# What this task involves
Check every line below for the word "pref" and copy the ones that have it.

# Material for this task

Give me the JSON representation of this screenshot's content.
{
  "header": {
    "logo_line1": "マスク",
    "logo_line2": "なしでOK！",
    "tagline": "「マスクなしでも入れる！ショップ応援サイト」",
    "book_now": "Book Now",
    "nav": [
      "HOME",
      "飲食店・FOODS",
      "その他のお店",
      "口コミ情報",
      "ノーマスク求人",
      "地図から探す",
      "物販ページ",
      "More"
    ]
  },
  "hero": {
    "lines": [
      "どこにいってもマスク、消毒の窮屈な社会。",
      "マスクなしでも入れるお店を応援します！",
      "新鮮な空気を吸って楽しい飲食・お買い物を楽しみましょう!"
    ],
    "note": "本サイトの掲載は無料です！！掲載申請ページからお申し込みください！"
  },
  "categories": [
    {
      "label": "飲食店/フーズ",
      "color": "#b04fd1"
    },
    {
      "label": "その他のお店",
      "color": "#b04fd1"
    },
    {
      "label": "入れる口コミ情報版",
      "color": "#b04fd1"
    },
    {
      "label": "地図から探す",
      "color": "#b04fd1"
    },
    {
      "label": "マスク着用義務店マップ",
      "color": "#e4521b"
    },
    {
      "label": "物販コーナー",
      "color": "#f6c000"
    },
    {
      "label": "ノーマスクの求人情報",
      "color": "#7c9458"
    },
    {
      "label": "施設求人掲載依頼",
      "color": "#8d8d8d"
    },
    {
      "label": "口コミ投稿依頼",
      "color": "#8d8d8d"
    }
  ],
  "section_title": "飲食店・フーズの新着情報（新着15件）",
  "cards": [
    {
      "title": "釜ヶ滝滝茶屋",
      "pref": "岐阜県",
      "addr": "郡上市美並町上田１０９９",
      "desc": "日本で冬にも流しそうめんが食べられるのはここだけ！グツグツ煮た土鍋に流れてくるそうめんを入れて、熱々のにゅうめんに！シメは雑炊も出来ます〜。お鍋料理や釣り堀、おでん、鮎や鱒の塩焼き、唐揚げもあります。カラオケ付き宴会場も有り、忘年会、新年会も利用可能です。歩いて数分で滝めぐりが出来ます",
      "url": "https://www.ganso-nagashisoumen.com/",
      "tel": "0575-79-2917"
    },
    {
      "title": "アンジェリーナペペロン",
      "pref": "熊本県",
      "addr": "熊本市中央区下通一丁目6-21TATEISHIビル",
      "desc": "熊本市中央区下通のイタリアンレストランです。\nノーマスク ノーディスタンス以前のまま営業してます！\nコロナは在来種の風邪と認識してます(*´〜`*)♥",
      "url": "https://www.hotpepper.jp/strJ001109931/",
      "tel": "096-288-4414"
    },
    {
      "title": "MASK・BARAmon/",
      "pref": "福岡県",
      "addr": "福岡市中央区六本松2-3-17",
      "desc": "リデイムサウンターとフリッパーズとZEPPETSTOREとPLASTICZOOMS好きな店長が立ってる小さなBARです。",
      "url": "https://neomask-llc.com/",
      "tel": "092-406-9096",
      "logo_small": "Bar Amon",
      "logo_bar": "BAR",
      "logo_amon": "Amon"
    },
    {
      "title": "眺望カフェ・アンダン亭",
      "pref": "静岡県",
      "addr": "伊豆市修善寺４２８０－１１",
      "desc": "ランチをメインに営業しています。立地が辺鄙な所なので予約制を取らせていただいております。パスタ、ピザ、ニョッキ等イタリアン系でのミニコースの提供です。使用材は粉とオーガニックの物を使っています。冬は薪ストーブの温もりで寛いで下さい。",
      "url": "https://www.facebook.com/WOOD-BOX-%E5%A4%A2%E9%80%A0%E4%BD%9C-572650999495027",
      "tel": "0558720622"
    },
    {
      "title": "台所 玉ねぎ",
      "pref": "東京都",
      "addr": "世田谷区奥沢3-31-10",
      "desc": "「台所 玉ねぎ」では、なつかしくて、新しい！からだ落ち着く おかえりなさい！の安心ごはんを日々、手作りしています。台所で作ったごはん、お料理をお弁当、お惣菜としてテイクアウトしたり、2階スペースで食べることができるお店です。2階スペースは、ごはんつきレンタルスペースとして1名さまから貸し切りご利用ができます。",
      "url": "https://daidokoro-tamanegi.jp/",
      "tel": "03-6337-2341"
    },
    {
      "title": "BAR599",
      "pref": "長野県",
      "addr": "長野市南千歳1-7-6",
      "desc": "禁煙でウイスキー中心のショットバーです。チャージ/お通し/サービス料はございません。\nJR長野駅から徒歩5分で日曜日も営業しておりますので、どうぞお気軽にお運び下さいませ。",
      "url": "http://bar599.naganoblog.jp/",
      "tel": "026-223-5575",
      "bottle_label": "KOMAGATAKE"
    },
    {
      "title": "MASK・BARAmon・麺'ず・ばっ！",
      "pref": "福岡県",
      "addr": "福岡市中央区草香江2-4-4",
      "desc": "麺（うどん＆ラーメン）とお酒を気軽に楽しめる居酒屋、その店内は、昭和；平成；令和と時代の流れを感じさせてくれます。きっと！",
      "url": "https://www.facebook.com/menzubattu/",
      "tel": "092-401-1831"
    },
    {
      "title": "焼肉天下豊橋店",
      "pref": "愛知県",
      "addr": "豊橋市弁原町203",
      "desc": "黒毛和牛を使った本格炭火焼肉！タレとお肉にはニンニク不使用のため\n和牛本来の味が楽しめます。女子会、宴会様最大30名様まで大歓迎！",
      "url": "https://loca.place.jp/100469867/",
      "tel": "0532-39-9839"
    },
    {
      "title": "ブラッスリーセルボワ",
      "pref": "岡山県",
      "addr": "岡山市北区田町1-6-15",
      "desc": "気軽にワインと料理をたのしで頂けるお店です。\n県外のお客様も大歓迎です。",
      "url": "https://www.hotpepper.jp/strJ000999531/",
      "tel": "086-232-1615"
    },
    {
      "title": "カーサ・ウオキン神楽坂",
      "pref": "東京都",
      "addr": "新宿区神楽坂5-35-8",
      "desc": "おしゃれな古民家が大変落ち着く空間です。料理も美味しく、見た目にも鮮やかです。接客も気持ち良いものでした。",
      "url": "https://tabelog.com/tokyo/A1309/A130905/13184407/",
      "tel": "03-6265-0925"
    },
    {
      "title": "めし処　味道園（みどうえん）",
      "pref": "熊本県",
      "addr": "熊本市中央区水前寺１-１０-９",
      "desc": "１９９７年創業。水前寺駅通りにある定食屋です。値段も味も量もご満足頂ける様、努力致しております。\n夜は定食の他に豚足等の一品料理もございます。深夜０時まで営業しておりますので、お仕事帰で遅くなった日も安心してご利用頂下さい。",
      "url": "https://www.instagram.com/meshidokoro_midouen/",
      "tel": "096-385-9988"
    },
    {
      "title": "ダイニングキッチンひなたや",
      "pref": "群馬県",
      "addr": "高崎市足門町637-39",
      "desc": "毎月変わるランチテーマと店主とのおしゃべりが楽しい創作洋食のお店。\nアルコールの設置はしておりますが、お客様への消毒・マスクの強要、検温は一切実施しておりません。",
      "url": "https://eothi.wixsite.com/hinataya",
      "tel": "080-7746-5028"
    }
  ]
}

# Written response
      "pref": "岐阜県",
      "pref": "熊本県",
      "pref": "福岡県",
      "pref": "静岡県",
      "pref": "東京都",
      "pref": "長野県",
      "pref": "福岡県",
      "pref": "愛知県",
      "pref": "岡山県",
      "pref": "東京都",
      "pref": "熊本県",
      "pref": "群馬県",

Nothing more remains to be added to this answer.